REQUIRED TASK: Give every entry again, word for word.
-- start of RECORDS TO USE --
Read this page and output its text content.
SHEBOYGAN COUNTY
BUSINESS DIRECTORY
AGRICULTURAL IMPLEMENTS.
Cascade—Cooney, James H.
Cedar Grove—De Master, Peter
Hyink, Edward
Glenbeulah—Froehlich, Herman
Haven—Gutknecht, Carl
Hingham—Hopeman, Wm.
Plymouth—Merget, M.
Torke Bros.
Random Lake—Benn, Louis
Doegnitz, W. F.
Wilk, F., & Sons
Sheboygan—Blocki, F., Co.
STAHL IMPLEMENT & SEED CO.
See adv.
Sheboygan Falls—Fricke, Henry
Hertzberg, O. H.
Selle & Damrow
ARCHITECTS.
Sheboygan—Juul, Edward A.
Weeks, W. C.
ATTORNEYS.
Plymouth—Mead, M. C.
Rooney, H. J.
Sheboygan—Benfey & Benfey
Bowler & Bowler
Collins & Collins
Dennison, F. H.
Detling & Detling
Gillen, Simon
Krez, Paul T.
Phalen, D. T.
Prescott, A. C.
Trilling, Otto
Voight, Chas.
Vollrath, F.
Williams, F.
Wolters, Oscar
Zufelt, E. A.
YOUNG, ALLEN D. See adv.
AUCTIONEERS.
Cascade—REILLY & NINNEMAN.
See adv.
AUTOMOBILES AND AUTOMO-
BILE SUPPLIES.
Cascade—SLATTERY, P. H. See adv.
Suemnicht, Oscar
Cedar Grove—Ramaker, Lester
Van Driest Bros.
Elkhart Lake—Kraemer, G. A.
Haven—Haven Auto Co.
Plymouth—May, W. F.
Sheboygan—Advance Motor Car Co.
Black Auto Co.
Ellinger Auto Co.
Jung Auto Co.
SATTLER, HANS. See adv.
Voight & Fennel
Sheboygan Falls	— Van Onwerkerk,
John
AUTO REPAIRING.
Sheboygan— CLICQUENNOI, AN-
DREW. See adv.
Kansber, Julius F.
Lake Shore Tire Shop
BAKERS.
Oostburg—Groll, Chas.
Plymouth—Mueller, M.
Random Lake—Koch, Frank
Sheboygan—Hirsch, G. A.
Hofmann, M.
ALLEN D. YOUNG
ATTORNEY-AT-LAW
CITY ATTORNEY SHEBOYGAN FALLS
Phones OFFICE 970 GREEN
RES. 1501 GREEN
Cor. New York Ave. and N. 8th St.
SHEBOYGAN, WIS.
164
-- end of RECORDS TO USE --
FULL ANSWER:
Read this page and output its text content.
SHEBOYGAN COUNTY
BUSINESS DIRECTORY
AGRICULTURAL IMPLEMENTS.
Cascade—Cooney, James H.
Cedar Grove—De Master, Peter
Hyink, Edward
Glenbeulah—Froehlich, Herman
Haven—Gutknecht, Carl
Hingham—Hopeman, Wm.
Plymouth—Merget, M.
Torke Bros.
Random Lake—Benn, Louis
Doegnitz, W. F.
Wilk, F., & Sons
Sheboygan—Blocki, F., Co.
STAHL IMPLEMENT & SEED CO.
See adv.
Sheboygan Falls—Fricke, Henry
Hertzberg, O. H.
Selle & Damrow
ARCHITECTS.
Sheboygan—Juul, Edward A.
Weeks, W. C.
ATTORNEYS.
Plymouth—Mead, M. C.
Rooney, H. J.
Sheboygan—Benfey & Benfey
Bowler & Bowler
Collins & Collins
Dennison, F. H.
Detling & Detling
Gillen, Simon
Krez, Paul T.
Phalen, D. T.
Prescott, A. C.
Trilling, Otto
Voight, Chas.
Vollrath, F.
Williams, F.
Wolters, Oscar
Zufelt, E. A.
YOUNG, ALLEN D. See adv.
AUCTIONEERS.
Cascade—REILLY & NINNEMAN.
See adv.
AUTOMOBILES AND AUTOMO-
BILE SUPPLIES.
Cascade—SLATTERY, P. H. See adv.
Suemnicht, Oscar
Cedar Grove—Ramaker, Lester
Van Driest Bros.
Elkhart Lake—Kraemer, G. A.
Haven—Haven Auto Co.
Plymouth—May, W. F.
Sheboygan—Advance Motor Car Co.
Black Auto Co.
Ellinger Auto Co.
Jung Auto Co.
SATTLER, HANS. See adv.
Voight & Fennel
Sheboygan Falls	— Van Onwerkerk,
John
AUTO REPAIRING.
Sheboygan— CLICQUENNOI, AN-
DREW. See adv.
Kansber, Julius F.
Lake Shore Tire Shop
BAKERS.
Oostburg—Groll, Chas.
Plymouth—Mueller, M.
Random Lake—Koch, Frank
Sheboygan—Hirsch, G. A.
Hofmann, M.
ALLEN D. YOUNG
ATTORNEY-AT-LAW
CITY ATTORNEY SHEBOYGAN FALLS
Phones OFFICE 970 GREEN
RES. 1501 GREEN
Cor. New York Ave. and N. 8th St.
SHEBOYGAN, WIS.
164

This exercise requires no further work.